◆ **MATERIAL FOR THIS TASK**
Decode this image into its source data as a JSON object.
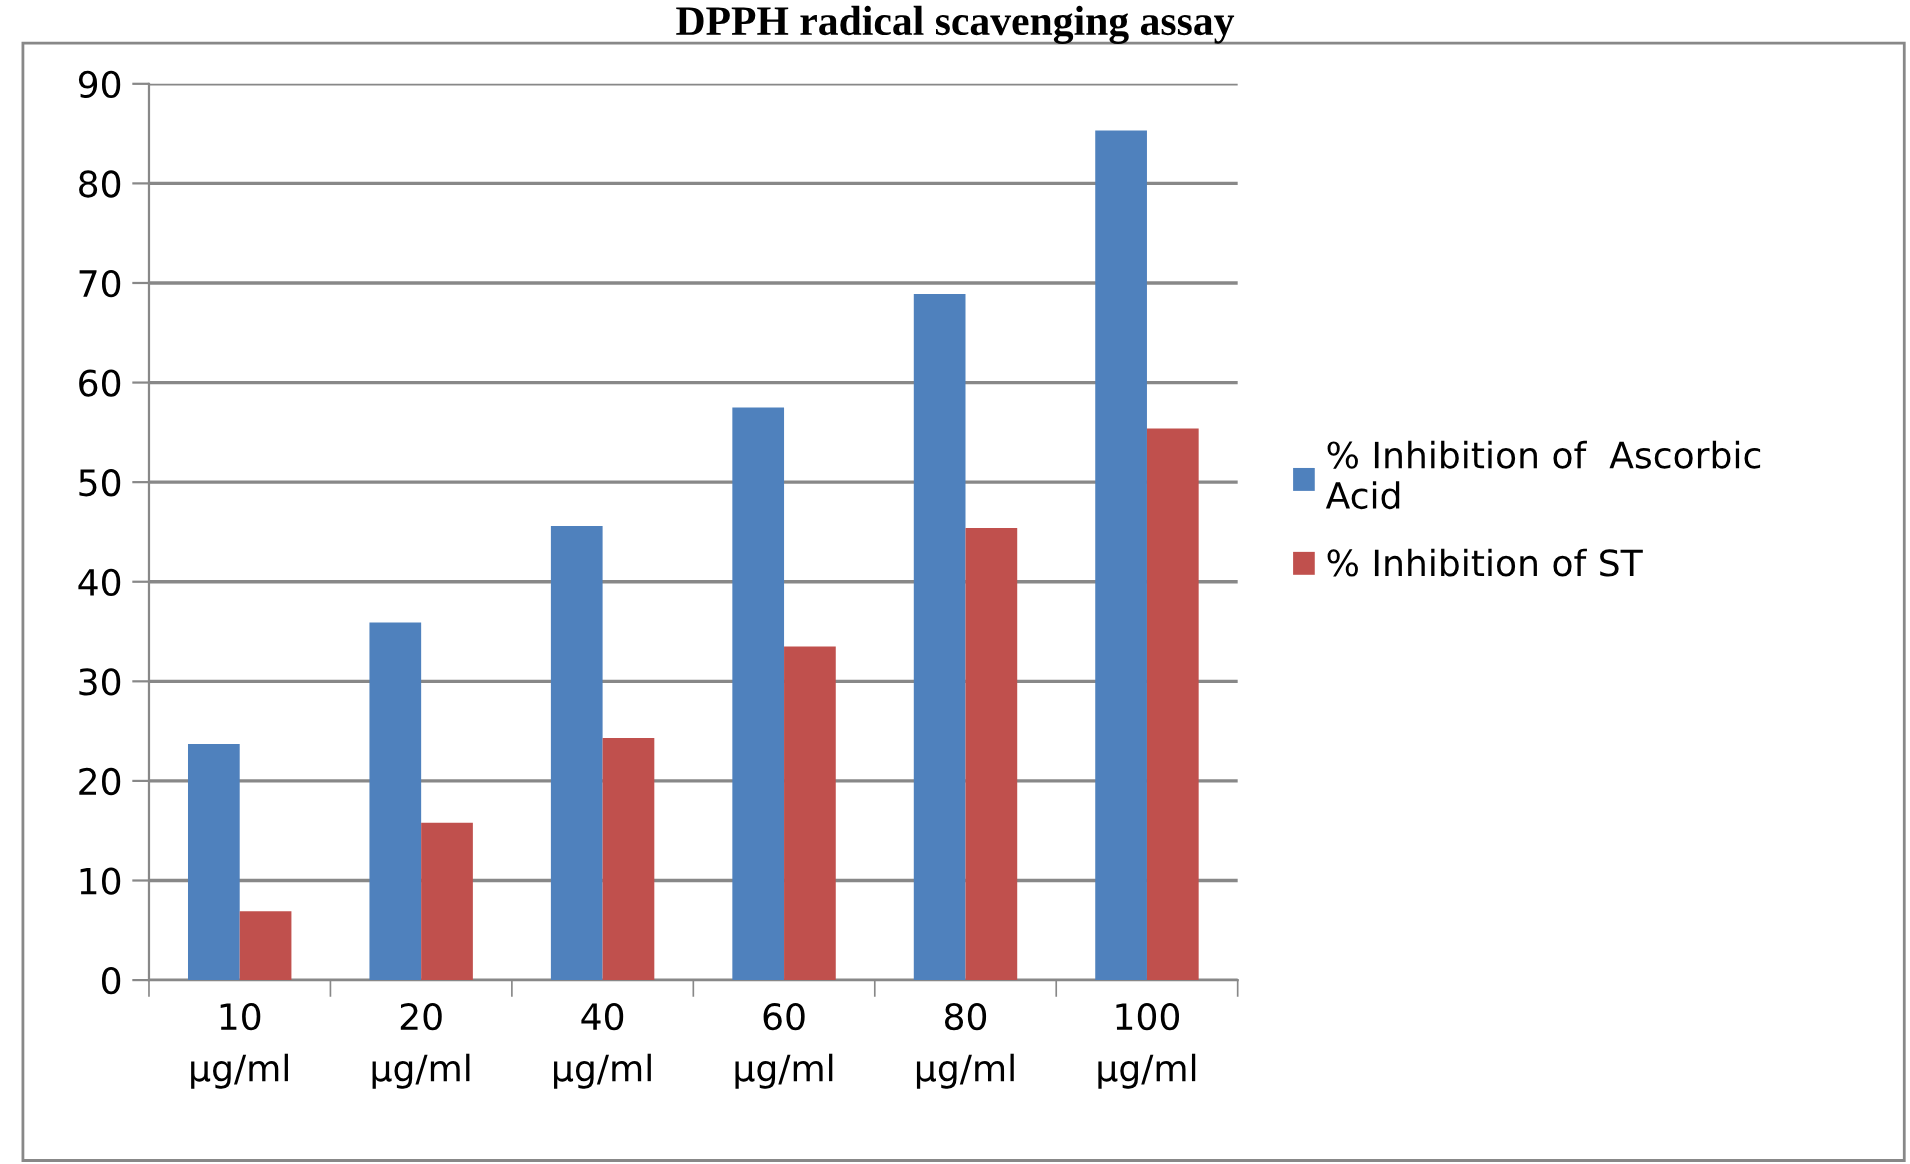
{
  "chart_data": {
    "type": "bar",
    "title": "DPPH radical scavenging assay",
    "categories": [
      "10\nµg/ml",
      "20\nµg/ml",
      "40\nµg/ml",
      "60\nµg/ml",
      "80\nµg/ml",
      "100\nµg/ml"
    ],
    "series": [
      {
        "name": "% Inhibition of  Ascorbic\nAcid",
        "color": "#4f81bd",
        "values": [
          23.7,
          35.9,
          45.6,
          57.5,
          68.9,
          85.3
        ]
      },
      {
        "name": "% Inhibition of ST",
        "color": "#c0504d",
        "values": [
          6.9,
          15.8,
          24.3,
          33.5,
          45.4,
          55.4
        ]
      }
    ],
    "ylim": [
      0,
      90
    ],
    "yticks": [
      0,
      10,
      20,
      30,
      40,
      50,
      60,
      70,
      80,
      90
    ],
    "grid": "y",
    "legend": "right"
  }
}
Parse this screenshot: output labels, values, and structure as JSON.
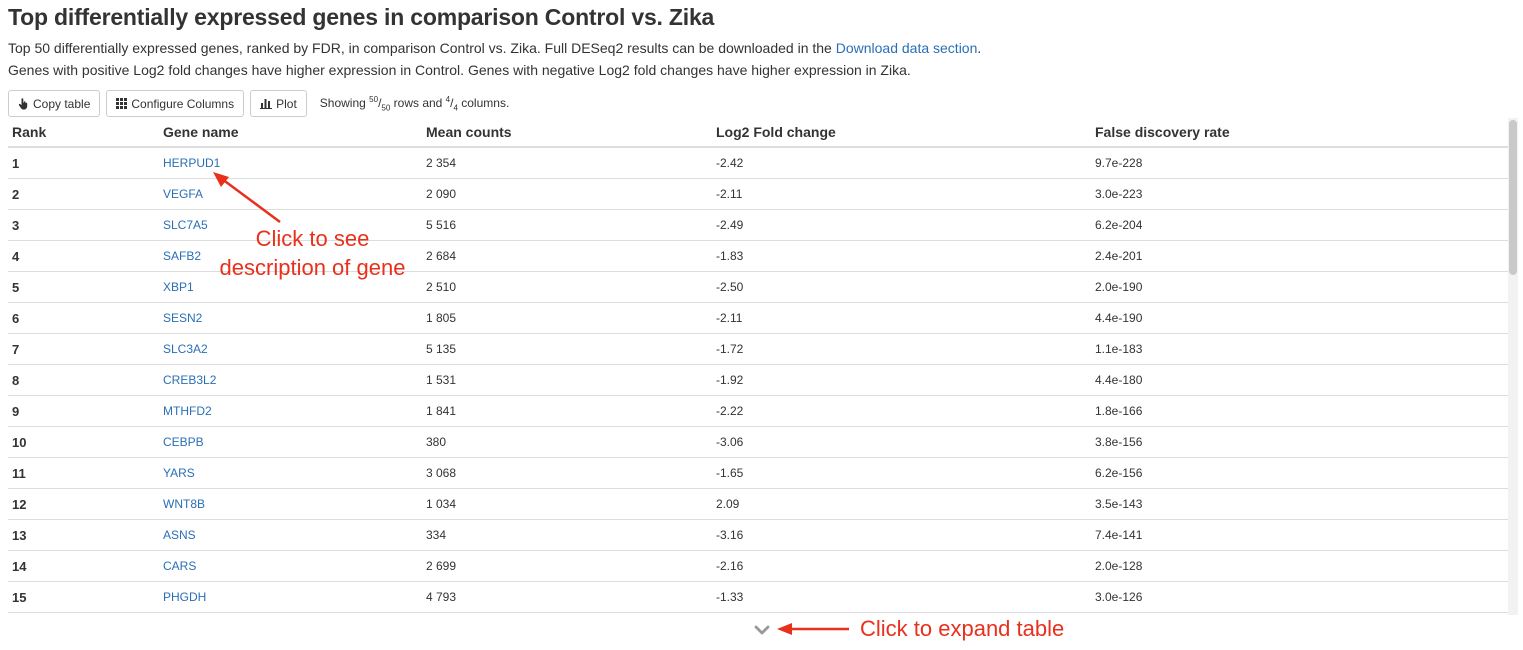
{
  "page": {
    "title": "Top differentially expressed genes in comparison Control vs. Zika",
    "description_line1_prefix": "Top 50 differentially expressed genes, ranked by FDR, in comparison Control vs. Zika. Full DESeq2 results can be downloaded in the ",
    "description_link": "Download data section",
    "description_line1_suffix": ".",
    "description_line2": "Genes with positive Log2 fold changes have higher expression in Control. Genes with negative Log2 fold changes have higher expression in Zika."
  },
  "toolbar": {
    "copy_label": "Copy table",
    "configure_label": "Configure Columns",
    "plot_label": "Plot",
    "showing_prefix": "Showing ",
    "rows_shown": "50",
    "rows_total": "50",
    "rows_suffix": " rows and ",
    "cols_shown": "4",
    "cols_total": "4",
    "cols_suffix": " columns."
  },
  "table": {
    "headers": [
      "Rank",
      "Gene name",
      "Mean counts",
      "Log2 Fold change",
      "False discovery rate"
    ],
    "rows": [
      {
        "rank": "1",
        "gene": "HERPUD1",
        "mean": "2 354",
        "lfc": "-2.42",
        "fdr": "9.7e-228"
      },
      {
        "rank": "2",
        "gene": "VEGFA",
        "mean": "2 090",
        "lfc": "-2.11",
        "fdr": "3.0e-223"
      },
      {
        "rank": "3",
        "gene": "SLC7A5",
        "mean": "5 516",
        "lfc": "-2.49",
        "fdr": "6.2e-204"
      },
      {
        "rank": "4",
        "gene": "SAFB2",
        "mean": "2 684",
        "lfc": "-1.83",
        "fdr": "2.4e-201"
      },
      {
        "rank": "5",
        "gene": "XBP1",
        "mean": "2 510",
        "lfc": "-2.50",
        "fdr": "2.0e-190"
      },
      {
        "rank": "6",
        "gene": "SESN2",
        "mean": "1 805",
        "lfc": "-2.11",
        "fdr": "4.4e-190"
      },
      {
        "rank": "7",
        "gene": "SLC3A2",
        "mean": "5 135",
        "lfc": "-1.72",
        "fdr": "1.1e-183"
      },
      {
        "rank": "8",
        "gene": "CREB3L2",
        "mean": "1 531",
        "lfc": "-1.92",
        "fdr": "4.4e-180"
      },
      {
        "rank": "9",
        "gene": "MTHFD2",
        "mean": "1 841",
        "lfc": "-2.22",
        "fdr": "1.8e-166"
      },
      {
        "rank": "10",
        "gene": "CEBPB",
        "mean": "380",
        "lfc": "-3.06",
        "fdr": "3.8e-156"
      },
      {
        "rank": "11",
        "gene": "YARS",
        "mean": "3 068",
        "lfc": "-1.65",
        "fdr": "6.2e-156"
      },
      {
        "rank": "12",
        "gene": "WNT8B",
        "mean": "1 034",
        "lfc": "2.09",
        "fdr": "3.5e-143"
      },
      {
        "rank": "13",
        "gene": "ASNS",
        "mean": "334",
        "lfc": "-3.16",
        "fdr": "7.4e-141"
      },
      {
        "rank": "14",
        "gene": "CARS",
        "mean": "2 699",
        "lfc": "-2.16",
        "fdr": "2.0e-128"
      },
      {
        "rank": "15",
        "gene": "PHGDH",
        "mean": "4 793",
        "lfc": "-1.33",
        "fdr": "3.0e-126"
      }
    ]
  },
  "annotations": {
    "gene_line1": "Click to see",
    "gene_line2": "description of gene",
    "expand": "Click to expand table"
  },
  "colors": {
    "link": "#2a6fb5",
    "annotation": "#e8301c",
    "border": "#dddddd",
    "text": "#333333"
  },
  "icons": {
    "copy": "hand-pointer-icon",
    "configure": "grid-icon",
    "plot": "bar-chart-icon",
    "expand": "chevron-down-icon"
  }
}
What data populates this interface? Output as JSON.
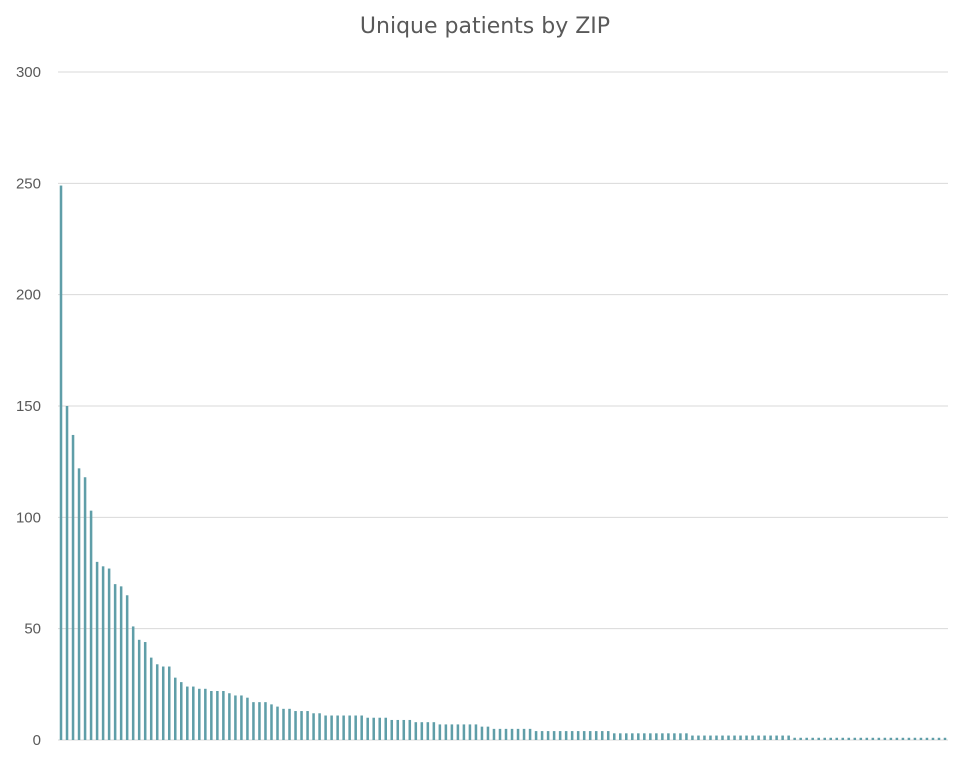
{
  "chart_data": {
    "type": "bar",
    "title": "Unique patients by ZIP",
    "xlabel": "",
    "ylabel": "",
    "ylim": [
      0,
      300
    ],
    "yticks": [
      0,
      50,
      100,
      150,
      200,
      250,
      300
    ],
    "grid": true,
    "legend": "none",
    "bar_color": "#5f9ea8",
    "values": [
      249,
      150,
      137,
      122,
      118,
      103,
      80,
      78,
      77,
      70,
      69,
      65,
      51,
      45,
      44,
      37,
      34,
      33,
      33,
      28,
      26,
      24,
      24,
      23,
      23,
      22,
      22,
      22,
      21,
      20,
      20,
      19,
      17,
      17,
      17,
      16,
      15,
      14,
      14,
      13,
      13,
      13,
      12,
      12,
      11,
      11,
      11,
      11,
      11,
      11,
      11,
      10,
      10,
      10,
      10,
      9,
      9,
      9,
      9,
      8,
      8,
      8,
      8,
      7,
      7,
      7,
      7,
      7,
      7,
      7,
      6,
      6,
      5,
      5,
      5,
      5,
      5,
      5,
      5,
      4,
      4,
      4,
      4,
      4,
      4,
      4,
      4,
      4,
      4,
      4,
      4,
      4,
      3,
      3,
      3,
      3,
      3,
      3,
      3,
      3,
      3,
      3,
      3,
      3,
      3,
      2,
      2,
      2,
      2,
      2,
      2,
      2,
      2,
      2,
      2,
      2,
      2,
      2,
      2,
      2,
      2,
      2,
      1,
      1,
      1,
      1,
      1,
      1,
      1,
      1,
      1,
      1,
      1,
      1,
      1,
      1,
      1,
      1,
      1,
      1,
      1,
      1,
      1,
      1,
      1,
      1,
      1,
      1
    ]
  }
}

◆ **WHAT THE TASK ASKS**
Pictures don't belong in the copy. Restate all the entries exactly.

◆ **ANSWER TO THIS EXERCISE**
Decode this image into its source data as a JSON object.
{
  "chart_data": {
    "type": "bar",
    "title": "DPPH radical scavenging assay",
    "categories": [
      "10\nµg/ml",
      "20\nµg/ml",
      "40\nµg/ml",
      "60\nµg/ml",
      "80\nµg/ml",
      "100\nµg/ml"
    ],
    "series": [
      {
        "name": "% Inhibition of  Ascorbic\nAcid",
        "color": "#4f81bd",
        "values": [
          23.7,
          35.9,
          45.6,
          57.5,
          68.9,
          85.3
        ]
      },
      {
        "name": "% Inhibition of ST",
        "color": "#c0504d",
        "values": [
          6.9,
          15.8,
          24.3,
          33.5,
          45.4,
          55.4
        ]
      }
    ],
    "ylim": [
      0,
      90
    ],
    "yticks": [
      0,
      10,
      20,
      30,
      40,
      50,
      60,
      70,
      80,
      90
    ],
    "grid": "y",
    "legend": "right"
  }
}
Parse this screenshot: output labels, values, and structure as JSON.
{
  "page": {
    "title": "Top differentially expressed genes in comparison Control vs. Zika",
    "description_line1_prefix": "Top 50 differentially expressed genes, ranked by FDR, in comparison Control vs. Zika. Full DESeq2 results can be downloaded in the ",
    "description_link": "Download data section",
    "description_line1_suffix": ".",
    "description_line2": "Genes with positive Log2 fold changes have higher expression in Control. Genes with negative Log2 fold changes have higher expression in Zika."
  },
  "toolbar": {
    "copy_label": "Copy table",
    "configure_label": "Configure Columns",
    "plot_label": "Plot",
    "showing_prefix": "Showing ",
    "rows_shown": "50",
    "rows_total": "50",
    "rows_suffix": " rows and ",
    "cols_shown": "4",
    "cols_total": "4",
    "cols_suffix": " columns."
  },
  "table": {
    "headers": [
      "Rank",
      "Gene name",
      "Mean counts",
      "Log2 Fold change",
      "False discovery rate"
    ],
    "rows": [
      {
        "rank": "1",
        "gene": "HERPUD1",
        "mean": "2 354",
        "lfc": "-2.42",
        "fdr": "9.7e-228"
      },
      {
        "rank": "2",
        "gene": "VEGFA",
        "mean": "2 090",
        "lfc": "-2.11",
        "fdr": "3.0e-223"
      },
      {
        "rank": "3",
        "gene": "SLC7A5",
        "mean": "5 516",
        "lfc": "-2.49",
        "fdr": "6.2e-204"
      },
      {
        "rank": "4",
        "gene": "SAFB2",
        "mean": "2 684",
        "lfc": "-1.83",
        "fdr": "2.4e-201"
      },
      {
        "rank": "5",
        "gene": "XBP1",
        "mean": "2 510",
        "lfc": "-2.50",
        "fdr": "2.0e-190"
      },
      {
        "rank": "6",
        "gene": "SESN2",
        "mean": "1 805",
        "lfc": "-2.11",
        "fdr": "4.4e-190"
      },
      {
        "rank": "7",
        "gene": "SLC3A2",
        "mean": "5 135",
        "lfc": "-1.72",
        "fdr": "1.1e-183"
      },
      {
        "rank": "8",
        "gene": "CREB3L2",
        "mean": "1 531",
        "lfc": "-1.92",
        "fdr": "4.4e-180"
      },
      {
        "rank": "9",
        "gene": "MTHFD2",
        "mean": "1 841",
        "lfc": "-2.22",
        "fdr": "1.8e-166"
      },
      {
        "rank": "10",
        "gene": "CEBPB",
        "mean": "380",
        "lfc": "-3.06",
        "fdr": "3.8e-156"
      },
      {
        "rank": "11",
        "gene": "YARS",
        "mean": "3 068",
        "lfc": "-1.65",
        "fdr": "6.2e-156"
      },
      {
        "rank": "12",
        "gene": "WNT8B",
        "mean": "1 034",
        "lfc": "2.09",
        "fdr": "3.5e-143"
      },
      {
        "rank": "13",
        "gene": "ASNS",
        "mean": "334",
        "lfc": "-3.16",
        "fdr": "7.4e-141"
      },
      {
        "rank": "14",
        "gene": "CARS",
        "mean": "2 699",
        "lfc": "-2.16",
        "fdr": "2.0e-128"
      },
      {
        "rank": "15",
        "gene": "PHGDH",
        "mean": "4 793",
        "lfc": "-1.33",
        "fdr": "3.0e-126"
      }
    ]
  },
  "annotations": {
    "gene_line1": "Click to see",
    "gene_line2": "description of gene",
    "expand": "Click to expand table"
  },
  "colors": {
    "link": "#2a6fb5",
    "annotation": "#e8301c",
    "border": "#dddddd",
    "text": "#333333"
  },
  "icons": {
    "copy": "hand-pointer-icon",
    "configure": "grid-icon",
    "plot": "bar-chart-icon",
    "expand": "chevron-down-icon"
  }
}
What data populates this interface? Output as JSON.
{
  "chart_data": {
    "type": "bar",
    "title": "Unique patients by ZIP",
    "xlabel": "",
    "ylabel": "",
    "ylim": [
      0,
      300
    ],
    "yticks": [
      0,
      50,
      100,
      150,
      200,
      250,
      300
    ],
    "grid": true,
    "legend": "none",
    "bar_color": "#5f9ea8",
    "values": [
      249,
      150,
      137,
      122,
      118,
      103,
      80,
      78,
      77,
      70,
      69,
      65,
      51,
      45,
      44,
      37,
      34,
      33,
      33,
      28,
      26,
      24,
      24,
      23,
      23,
      22,
      22,
      22,
      21,
      20,
      20,
      19,
      17,
      17,
      17,
      16,
      15,
      14,
      14,
      13,
      13,
      13,
      12,
      12,
      11,
      11,
      11,
      11,
      11,
      11,
      11,
      10,
      10,
      10,
      10,
      9,
      9,
      9,
      9,
      8,
      8,
      8,
      8,
      7,
      7,
      7,
      7,
      7,
      7,
      7,
      6,
      6,
      5,
      5,
      5,
      5,
      5,
      5,
      5,
      4,
      4,
      4,
      4,
      4,
      4,
      4,
      4,
      4,
      4,
      4,
      4,
      4,
      3,
      3,
      3,
      3,
      3,
      3,
      3,
      3,
      3,
      3,
      3,
      3,
      3,
      2,
      2,
      2,
      2,
      2,
      2,
      2,
      2,
      2,
      2,
      2,
      2,
      2,
      2,
      2,
      2,
      2,
      1,
      1,
      1,
      1,
      1,
      1,
      1,
      1,
      1,
      1,
      1,
      1,
      1,
      1,
      1,
      1,
      1,
      1,
      1,
      1,
      1,
      1,
      1,
      1,
      1,
      1
    ]
  }
}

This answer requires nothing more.